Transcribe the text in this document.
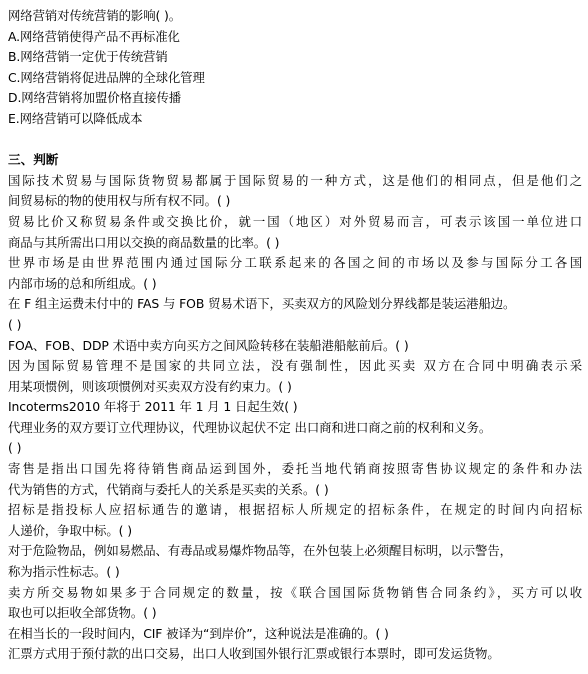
网络营销对传统营销的影响( )。
A.网络营销使得产品不再标准化
B.网络营销一定优于传统营销
C.网络营销将促进品牌的全球化管理
D.网络营销将加盟价格直接传播
E.网络营销可以降低成本
三、判断
国际技术贸易与国际货物贸易都属于国际贸易的一种方式，这是他们的相同点，但是他们之
间贸易标的物的使用权与所有权不同。( )
贸易比价又称贸易条件或交换比价，就一国（地区）对外贸易而言，可表示该国一单位进口
商品与其所需出口用以交换的商品数量的比率。( )
世界市场是由世界范围内通过国际分工联系起来的各国之间的市场以及参与国际分工各国
内部市场的总和所组成。( )
在 F 组主运费未付中的 FAS 与 FOB 贸易术语下，买卖双方的风险划分界线都是装运港船边。
( )
FOA、FOB、DDP 术语中卖方向买方之间风险转移在装船港船舷前后。( )
因为国际贸易管理不是国家的共同立法，没有强制性，因此买卖 双方在合同中明确表示采
用某项惯例，则该项惯例对买卖双方没有约束力。( )
Incoterms2010 年将于 2011 年 1 月 1 日起生效( )
代理业务的双方要订立代理协议，代理协议起伏不定 出口商和进口商之前的权利和义务。
( )
寄售是指出口国先将待销售商品运到国外，委托当地代销商按照寄售协议规定的条件和办法
代为销售的方式，代销商与委托人的关系是买卖的关系。( )
招标是指投标人应招标通告的邀请，根据招标人所规定的招标条件，在规定的时间内向招标
人递价，争取中标。( )
对于危险物品，例如易燃品、有毒品或易爆炸物品等，在外包装上必须醒目标明，以示警告，
称为指示性标志。( )
卖方所交易物如果多于合同规定的数量，按《联合国国际货物销售合同条约》，买方可以收
取也可以拒收全部货物。( )
在相当长的一段时间内，CIF 被译为“到岸价”，这种说法是准确的。( )
汇票方式用于预付款的出口交易，出口人收到国外银行汇票或银行本票时，即可发运货物。
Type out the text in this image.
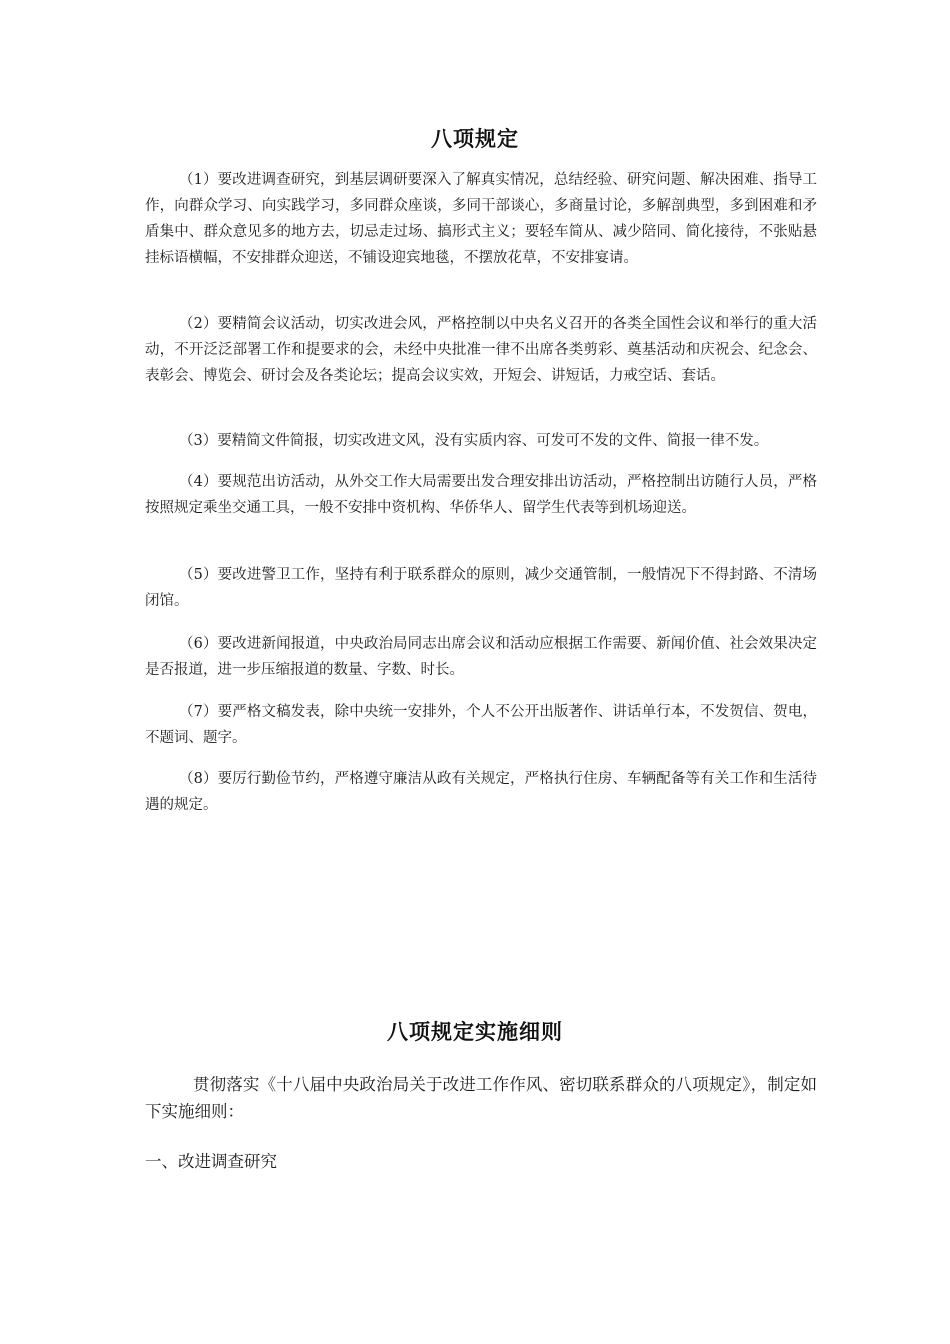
八项规定

（1）要改进调查研究，到基层调研要深入了解真实情况，总结经验、研究问题、解决困难、指导工作，向群众学习、向实践学习，多同群众座谈，多同干部谈心，多商量讨论，多解剖典型，多到困难和矛盾集中、群众意见多的地方去，切忌走过场、搞形式主义；要轻车简从、减少陪同、简化接待，不张贴悬挂标语横幅，不安排群众迎送，不铺设迎宾地毯，不摆放花草，不安排宴请。

（2）要精简会议活动，切实改进会风，严格控制以中央名义召开的各类全国性会议和举行的重大活动，不开泛泛部署工作和提要求的会，未经中央批准一律不出席各类剪彩、奠基活动和庆祝会、纪念会、表彰会、博览会、研讨会及各类论坛；提高会议实效，开短会、讲短话，力戒空话、套话。

（3）要精简文件简报，切实改进文风，没有实质内容、可发可不发的文件、简报一律不发。

（4）要规范出访活动，从外交工作大局需要出发合理安排出访活动，严格控制出访随行人员，严格按照规定乘坐交通工具，一般不安排中资机构、华侨华人、留学生代表等到机场迎送。

（5）要改进警卫工作，坚持有利于联系群众的原则，减少交通管制，一般情况下不得封路、不清场闭馆。

（6）要改进新闻报道，中央政治局同志出席会议和活动应根据工作需要、新闻价值、社会效果决定是否报道，进一步压缩报道的数量、字数、时长。

（7）要严格文稿发表，除中央统一安排外，个人不公开出版著作、讲话单行本，不发贺信、贺电，不题词、题字。

（8）要厉行勤俭节约，严格遵守廉洁从政有关规定，严格执行住房、车辆配备等有关工作和生活待遇的规定。

八项规定实施细则

贯彻落实《十八届中央政治局关于改进工作作风、密切联系群众的八项规定》，制定如下实施细则：

一、改进调查研究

□ □ □ □ □

Task directions: Output the entries above exactly. Drop the pictures.

Correct answer:
Transcribe the text in this document.
网络营销对传统营销的影响( )。
A.网络营销使得产品不再标准化
B.网络营销一定优于传统营销
C.网络营销将促进品牌的全球化管理
D.网络营销将加盟价格直接传播
E.网络营销可以降低成本
三、判断
国际技术贸易与国际货物贸易都属于国际贸易的一种方式，这是他们的相同点，但是他们之
间贸易标的物的使用权与所有权不同。( )
贸易比价又称贸易条件或交换比价，就一国（地区）对外贸易而言，可表示该国一单位进口
商品与其所需出口用以交换的商品数量的比率。( )
世界市场是由世界范围内通过国际分工联系起来的各国之间的市场以及参与国际分工各国
内部市场的总和所组成。( )
在 F 组主运费未付中的 FAS 与 FOB 贸易术语下，买卖双方的风险划分界线都是装运港船边。
( )
FOA、FOB、DDP 术语中卖方向买方之间风险转移在装船港船舷前后。( )
因为国际贸易管理不是国家的共同立法，没有强制性，因此买卖 双方在合同中明确表示采
用某项惯例，则该项惯例对买卖双方没有约束力。( )
Incoterms2010 年将于 2011 年 1 月 1 日起生效( )
代理业务的双方要订立代理协议，代理协议起伏不定 出口商和进口商之前的权利和义务。
( )
寄售是指出口国先将待销售商品运到国外，委托当地代销商按照寄售协议规定的条件和办法
代为销售的方式，代销商与委托人的关系是买卖的关系。( )
招标是指投标人应招标通告的邀请，根据招标人所规定的招标条件，在规定的时间内向招标
人递价，争取中标。( )
对于危险物品，例如易燃品、有毒品或易爆炸物品等，在外包装上必须醒目标明，以示警告，
称为指示性标志。( )
卖方所交易物如果多于合同规定的数量，按《联合国国际货物销售合同条约》，买方可以收
取也可以拒收全部货物。( )
在相当长的一段时间内，CIF 被译为“到岸价”，这种说法是准确的。( )
汇票方式用于预付款的出口交易，出口人收到国外银行汇票或银行本票时，即可发运货物。
Type out the text in this image.
八项规定

（1）要改进调查研究，到基层调研要深入了解真实情况，总结经验、研究问题、解决困难、指导工作，向群众学习、向实践学习，多同群众座谈，多同干部谈心，多商量讨论，多解剖典型，多到困难和矛盾集中、群众意见多的地方去，切忌走过场、搞形式主义；要轻车简从、减少陪同、简化接待，不张贴悬挂标语横幅，不安排群众迎送，不铺设迎宾地毯，不摆放花草，不安排宴请。

（2）要精简会议活动，切实改进会风，严格控制以中央名义召开的各类全国性会议和举行的重大活动，不开泛泛部署工作和提要求的会，未经中央批准一律不出席各类剪彩、奠基活动和庆祝会、纪念会、表彰会、博览会、研讨会及各类论坛；提高会议实效，开短会、讲短话，力戒空话、套话。

（3）要精简文件简报，切实改进文风，没有实质内容、可发可不发的文件、简报一律不发。

（4）要规范出访活动，从外交工作大局需要出发合理安排出访活动，严格控制出访随行人员，严格按照规定乘坐交通工具，一般不安排中资机构、华侨华人、留学生代表等到机场迎送。

（5）要改进警卫工作，坚持有利于联系群众的原则，减少交通管制，一般情况下不得封路、不清场闭馆。

（6）要改进新闻报道，中央政治局同志出席会议和活动应根据工作需要、新闻价值、社会效果决定是否报道，进一步压缩报道的数量、字数、时长。

（7）要严格文稿发表，除中央统一安排外，个人不公开出版著作、讲话单行本，不发贺信、贺电，不题词、题字。

（8）要厉行勤俭节约，严格遵守廉洁从政有关规定，严格执行住房、车辆配备等有关工作和生活待遇的规定。

八项规定实施细则

贯彻落实《十八届中央政治局关于改进工作作风、密切联系群众的八项规定》，制定如下实施细则：

一、改进调查研究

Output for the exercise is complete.